**PROVIDED INFORMATION**
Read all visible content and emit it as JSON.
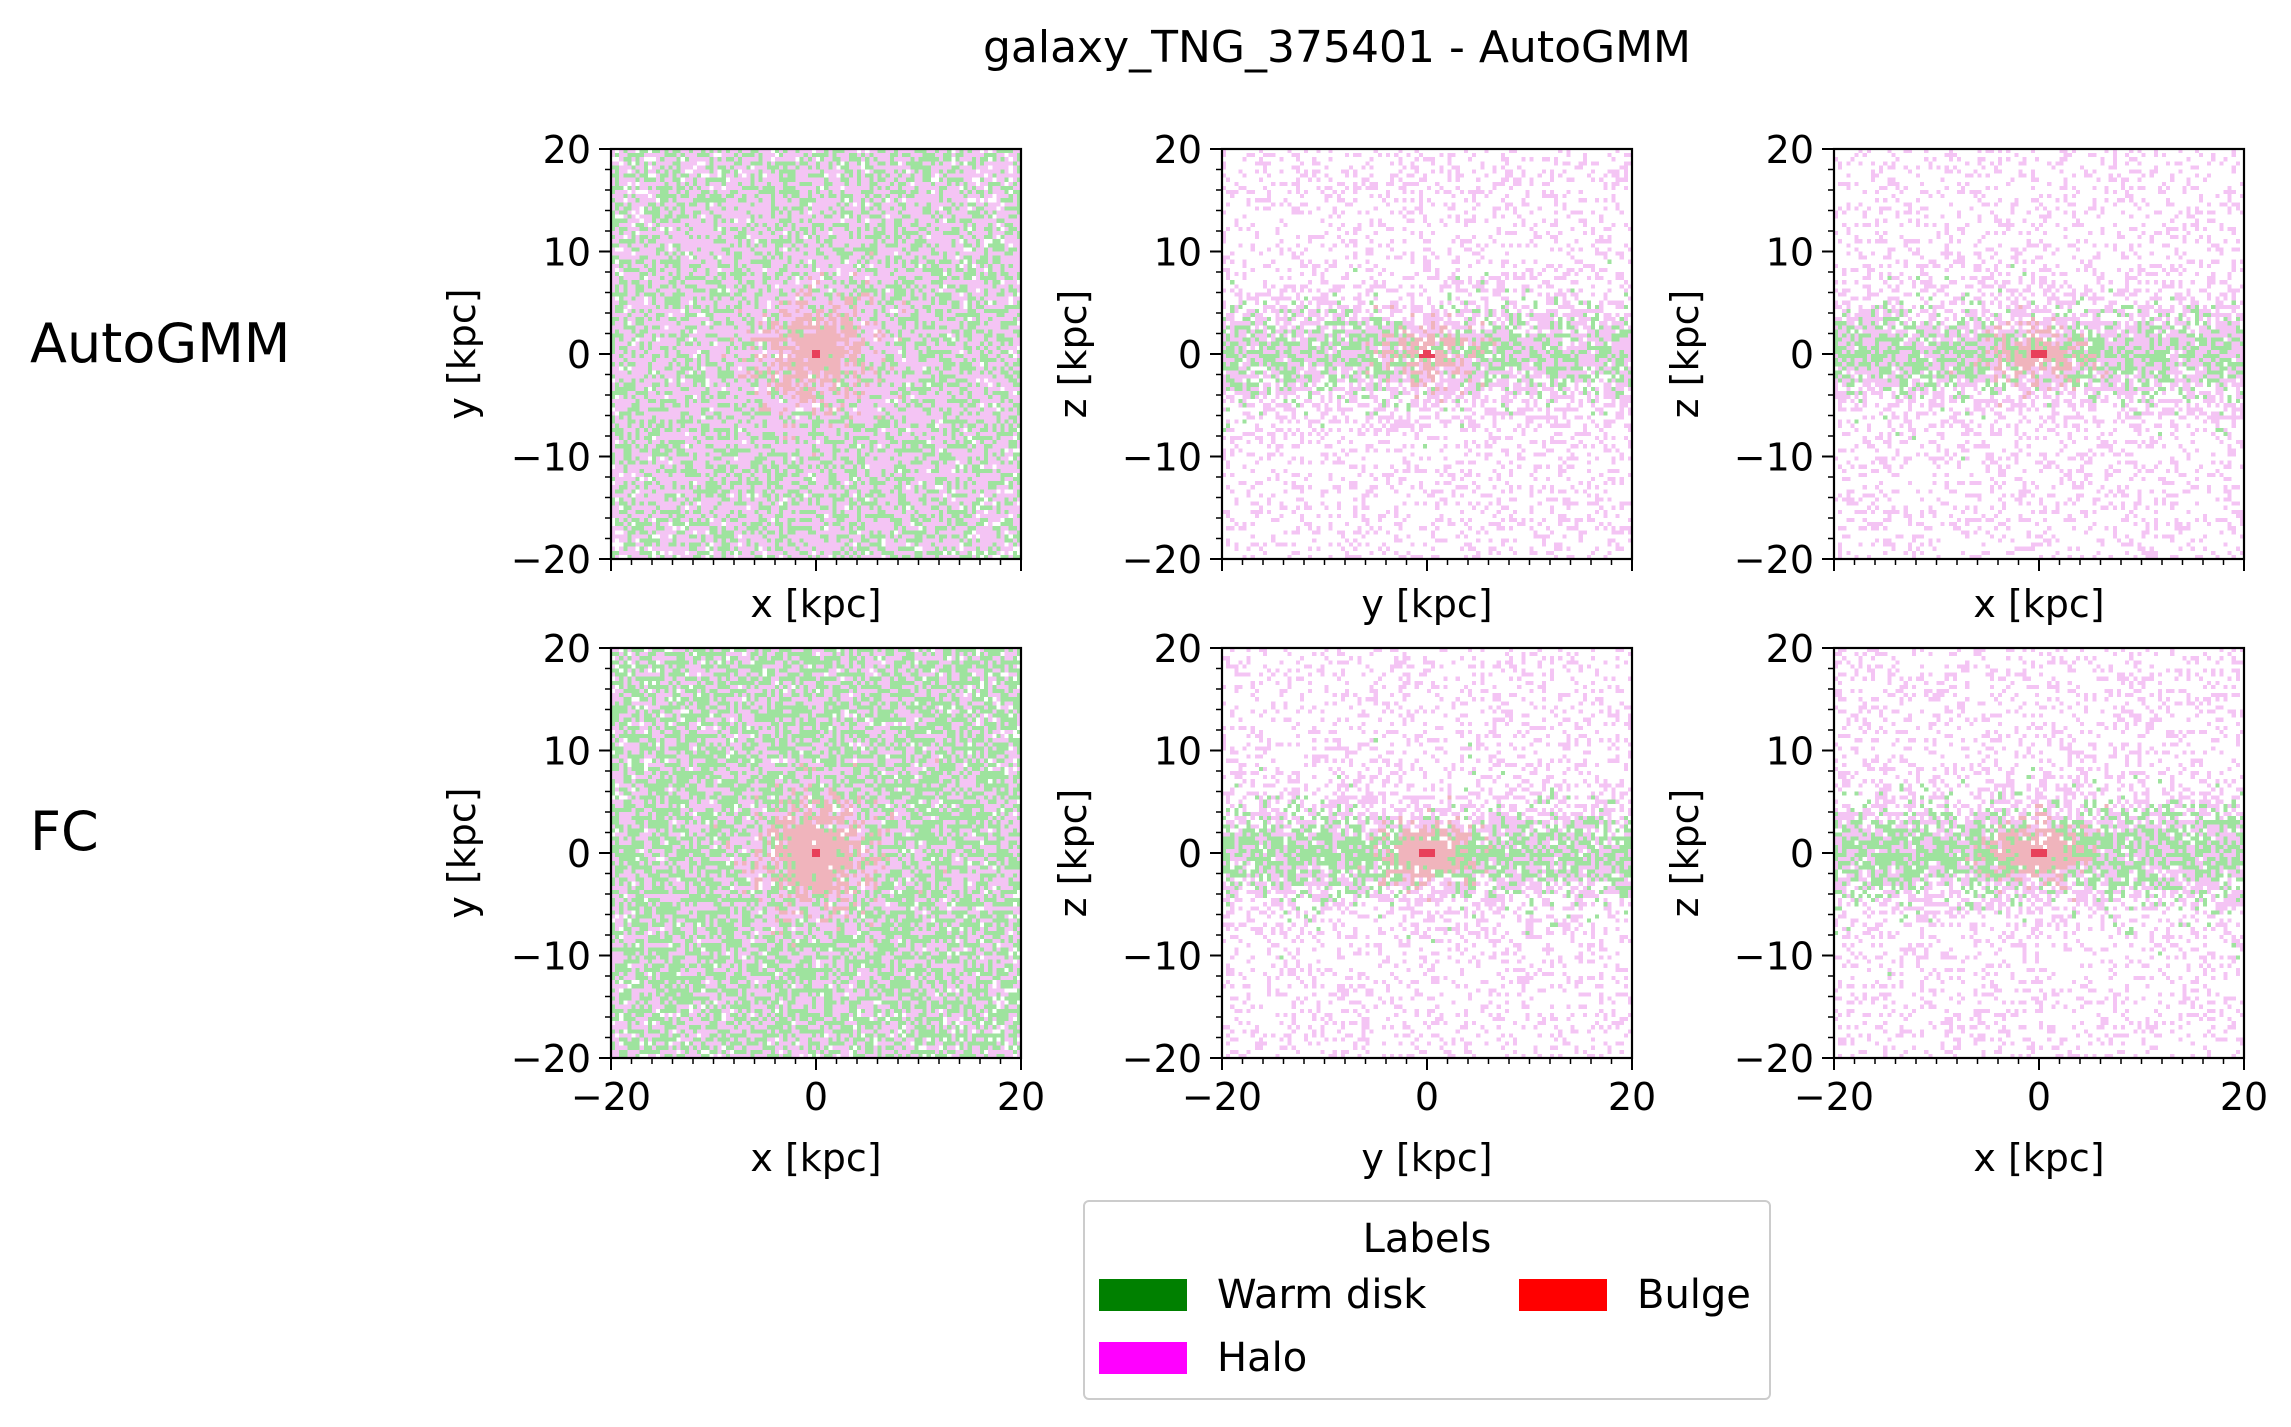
{
  "chart_data": {
    "type": "heatmap",
    "title": "galaxy_TNG_375401 - AutoGMM",
    "row_labels": [
      "AutoGMM",
      "FC"
    ],
    "panels": [
      {
        "row": 0,
        "col": 0,
        "projection": "x-y",
        "xlabel": "x [kpc]",
        "ylabel": "y [kpc]",
        "xlim": [
          -20,
          20
        ],
        "ylim": [
          -20,
          20
        ],
        "show_xticklabels": false
      },
      {
        "row": 0,
        "col": 1,
        "projection": "y-z",
        "xlabel": "y [kpc]",
        "ylabel": "z [kpc]",
        "xlim": [
          -20,
          20
        ],
        "ylim": [
          -20,
          20
        ],
        "show_xticklabels": false
      },
      {
        "row": 0,
        "col": 2,
        "projection": "x-z",
        "xlabel": "x [kpc]",
        "ylabel": "z [kpc]",
        "xlim": [
          -20,
          20
        ],
        "ylim": [
          -20,
          20
        ],
        "show_xticklabels": false
      },
      {
        "row": 1,
        "col": 0,
        "projection": "x-y",
        "xlabel": "x [kpc]",
        "ylabel": "y [kpc]",
        "xlim": [
          -20,
          20
        ],
        "ylim": [
          -20,
          20
        ],
        "show_xticklabels": true
      },
      {
        "row": 1,
        "col": 1,
        "projection": "y-z",
        "xlabel": "y [kpc]",
        "ylabel": "z [kpc]",
        "xlim": [
          -20,
          20
        ],
        "ylim": [
          -20,
          20
        ],
        "show_xticklabels": true
      },
      {
        "row": 1,
        "col": 2,
        "projection": "x-z",
        "xlabel": "x [kpc]",
        "ylabel": "z [kpc]",
        "xlim": [
          -20,
          20
        ],
        "ylim": [
          -20,
          20
        ],
        "show_xticklabels": true
      }
    ],
    "xticks": [
      -20,
      0,
      20
    ],
    "yticks": [
      -20,
      -10,
      0,
      10,
      20
    ],
    "xtick_labels": [
      "−20",
      "0",
      "20"
    ],
    "ytick_labels": [
      "−20",
      "−10",
      "0",
      "10",
      "20"
    ],
    "legend": {
      "title": "Labels",
      "placement": "bottom-center",
      "entries": [
        {
          "name": "Warm disk",
          "color": "#008000"
        },
        {
          "name": "Bulge",
          "color": "#ff0000"
        },
        {
          "name": "Halo",
          "color": "#ff00ff"
        }
      ]
    },
    "colors": {
      "warm_disk_tint": "#9ee39e",
      "halo_tint": "#f4c4f4",
      "bulge_tint": "#f0b4bc",
      "bulge_core": "#e8405a"
    }
  }
}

**GOAL**
Every entry must be transcribed exactly. Pictures do not belong in the copy.

**SOLUTION FOR THIS PROBLEM**
Read all visible content and emit it as JSON.
{
  "chart_data": {
    "type": "heatmap",
    "title": "galaxy_TNG_375401 - AutoGMM",
    "row_labels": [
      "AutoGMM",
      "FC"
    ],
    "panels": [
      {
        "row": 0,
        "col": 0,
        "projection": "x-y",
        "xlabel": "x [kpc]",
        "ylabel": "y [kpc]",
        "xlim": [
          -20,
          20
        ],
        "ylim": [
          -20,
          20
        ],
        "show_xticklabels": false
      },
      {
        "row": 0,
        "col": 1,
        "projection": "y-z",
        "xlabel": "y [kpc]",
        "ylabel": "z [kpc]",
        "xlim": [
          -20,
          20
        ],
        "ylim": [
          -20,
          20
        ],
        "show_xticklabels": false
      },
      {
        "row": 0,
        "col": 2,
        "projection": "x-z",
        "xlabel": "x [kpc]",
        "ylabel": "z [kpc]",
        "xlim": [
          -20,
          20
        ],
        "ylim": [
          -20,
          20
        ],
        "show_xticklabels": false
      },
      {
        "row": 1,
        "col": 0,
        "projection": "x-y",
        "xlabel": "x [kpc]",
        "ylabel": "y [kpc]",
        "xlim": [
          -20,
          20
        ],
        "ylim": [
          -20,
          20
        ],
        "show_xticklabels": true
      },
      {
        "row": 1,
        "col": 1,
        "projection": "y-z",
        "xlabel": "y [kpc]",
        "ylabel": "z [kpc]",
        "xlim": [
          -20,
          20
        ],
        "ylim": [
          -20,
          20
        ],
        "show_xticklabels": true
      },
      {
        "row": 1,
        "col": 2,
        "projection": "x-z",
        "xlabel": "x [kpc]",
        "ylabel": "z [kpc]",
        "xlim": [
          -20,
          20
        ],
        "ylim": [
          -20,
          20
        ],
        "show_xticklabels": true
      }
    ],
    "xticks": [
      -20,
      0,
      20
    ],
    "yticks": [
      -20,
      -10,
      0,
      10,
      20
    ],
    "xtick_labels": [
      "−20",
      "0",
      "20"
    ],
    "ytick_labels": [
      "−20",
      "−10",
      "0",
      "10",
      "20"
    ],
    "legend": {
      "title": "Labels",
      "placement": "bottom-center",
      "entries": [
        {
          "name": "Warm disk",
          "color": "#008000"
        },
        {
          "name": "Bulge",
          "color": "#ff0000"
        },
        {
          "name": "Halo",
          "color": "#ff00ff"
        }
      ]
    },
    "colors": {
      "warm_disk_tint": "#9ee39e",
      "halo_tint": "#f4c4f4",
      "bulge_tint": "#f0b4bc",
      "bulge_core": "#e8405a"
    }
  }
}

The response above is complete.